# Required work
Extract the listing below in full, unchanged.

━━━━━ Material provided

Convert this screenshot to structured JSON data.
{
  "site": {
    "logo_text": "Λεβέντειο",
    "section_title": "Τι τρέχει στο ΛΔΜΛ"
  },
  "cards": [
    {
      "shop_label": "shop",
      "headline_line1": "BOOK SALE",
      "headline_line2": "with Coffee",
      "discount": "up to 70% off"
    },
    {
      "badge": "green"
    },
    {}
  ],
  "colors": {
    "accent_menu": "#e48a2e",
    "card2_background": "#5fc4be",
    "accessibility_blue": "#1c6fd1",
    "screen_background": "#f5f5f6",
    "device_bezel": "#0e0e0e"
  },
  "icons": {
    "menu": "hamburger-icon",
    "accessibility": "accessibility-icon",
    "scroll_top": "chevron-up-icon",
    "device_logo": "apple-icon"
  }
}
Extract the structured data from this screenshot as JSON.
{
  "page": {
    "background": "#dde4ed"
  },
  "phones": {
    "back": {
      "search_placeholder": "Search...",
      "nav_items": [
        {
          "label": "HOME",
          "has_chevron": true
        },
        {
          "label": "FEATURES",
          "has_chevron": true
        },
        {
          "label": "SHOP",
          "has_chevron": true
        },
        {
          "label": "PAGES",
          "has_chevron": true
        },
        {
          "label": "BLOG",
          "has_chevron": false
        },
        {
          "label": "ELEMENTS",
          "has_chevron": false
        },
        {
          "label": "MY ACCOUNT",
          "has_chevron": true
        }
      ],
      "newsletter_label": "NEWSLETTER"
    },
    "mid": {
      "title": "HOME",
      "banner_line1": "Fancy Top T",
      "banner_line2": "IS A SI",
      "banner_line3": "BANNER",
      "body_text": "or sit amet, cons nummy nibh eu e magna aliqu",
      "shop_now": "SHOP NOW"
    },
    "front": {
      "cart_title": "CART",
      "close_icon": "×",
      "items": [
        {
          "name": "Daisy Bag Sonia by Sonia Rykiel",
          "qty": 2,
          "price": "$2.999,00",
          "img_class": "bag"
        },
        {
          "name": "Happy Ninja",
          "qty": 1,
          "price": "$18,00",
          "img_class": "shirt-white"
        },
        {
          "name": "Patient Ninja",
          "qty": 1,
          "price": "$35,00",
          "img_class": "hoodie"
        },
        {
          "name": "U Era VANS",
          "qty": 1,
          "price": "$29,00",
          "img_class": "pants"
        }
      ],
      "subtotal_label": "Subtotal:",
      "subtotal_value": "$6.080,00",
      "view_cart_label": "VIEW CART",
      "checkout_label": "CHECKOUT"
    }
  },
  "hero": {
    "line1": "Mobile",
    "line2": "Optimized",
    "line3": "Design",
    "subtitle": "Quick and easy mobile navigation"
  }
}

━━━━━━━━━━

# Problem solution
Convert this screenshot to structured JSON data.
{
  "site": {
    "logo_text": "Λεβέντειο",
    "section_title": "Τι τρέχει στο ΛΔΜΛ"
  },
  "cards": [
    {
      "shop_label": "shop",
      "headline_line1": "BOOK SALE",
      "headline_line2": "with Coffee",
      "discount": "up to 70% off"
    },
    {
      "badge": "green"
    },
    {}
  ],
  "colors": {
    "accent_menu": "#e48a2e",
    "card2_background": "#5fc4be",
    "accessibility_blue": "#1c6fd1",
    "screen_background": "#f5f5f6",
    "device_bezel": "#0e0e0e"
  },
  "icons": {
    "menu": "hamburger-icon",
    "accessibility": "accessibility-icon",
    "scroll_top": "chevron-up-icon",
    "device_logo": "apple-icon"
  }
}
Extract the structured data from this screenshot as JSON.
{
  "page": {
    "background": "#dde4ed"
  },
  "phones": {
    "back": {
      "search_placeholder": "Search...",
      "nav_items": [
        {
          "label": "HOME",
          "has_chevron": true
        },
        {
          "label": "FEATURES",
          "has_chevron": true
        },
        {
          "label": "SHOP",
          "has_chevron": true
        },
        {
          "label": "PAGES",
          "has_chevron": true
        },
        {
          "label": "BLOG",
          "has_chevron": false
        },
        {
          "label": "ELEMENTS",
          "has_chevron": false
        },
        {
          "label": "MY ACCOUNT",
          "has_chevron": true
        }
      ],
      "newsletter_label": "NEWSLETTER"
    },
    "mid": {
      "title": "HOME",
      "banner_line1": "Fancy Top T",
      "banner_line2": "IS A SI",
      "banner_line3": "BANNER",
      "body_text": "or sit amet, cons nummy nibh eu e magna aliqu",
      "shop_now": "SHOP NOW"
    },
    "front": {
      "cart_title": "CART",
      "close_icon": "×",
      "items": [
        {
          "name": "Daisy Bag Sonia by Sonia Rykiel",
          "qty": 2,
          "price": "$2.999,00",
          "img_class": "bag"
        },
        {
          "name": "Happy Ninja",
          "qty": 1,
          "price": "$18,00",
          "img_class": "shirt-white"
        },
        {
          "name": "Patient Ninja",
          "qty": 1,
          "price": "$35,00",
          "img_class": "hoodie"
        },
        {
          "name": "U Era VANS",
          "qty": 1,
          "price": "$29,00",
          "img_class": "pants"
        }
      ],
      "subtotal_label": "Subtotal:",
      "subtotal_value": "$6.080,00",
      "view_cart_label": "VIEW CART",
      "checkout_label": "CHECKOUT"
    }
  },
  "hero": {
    "line1": "Mobile",
    "line2": "Optimized",
    "line3": "Design",
    "subtitle": "Quick and easy mobile navigation"
  }
}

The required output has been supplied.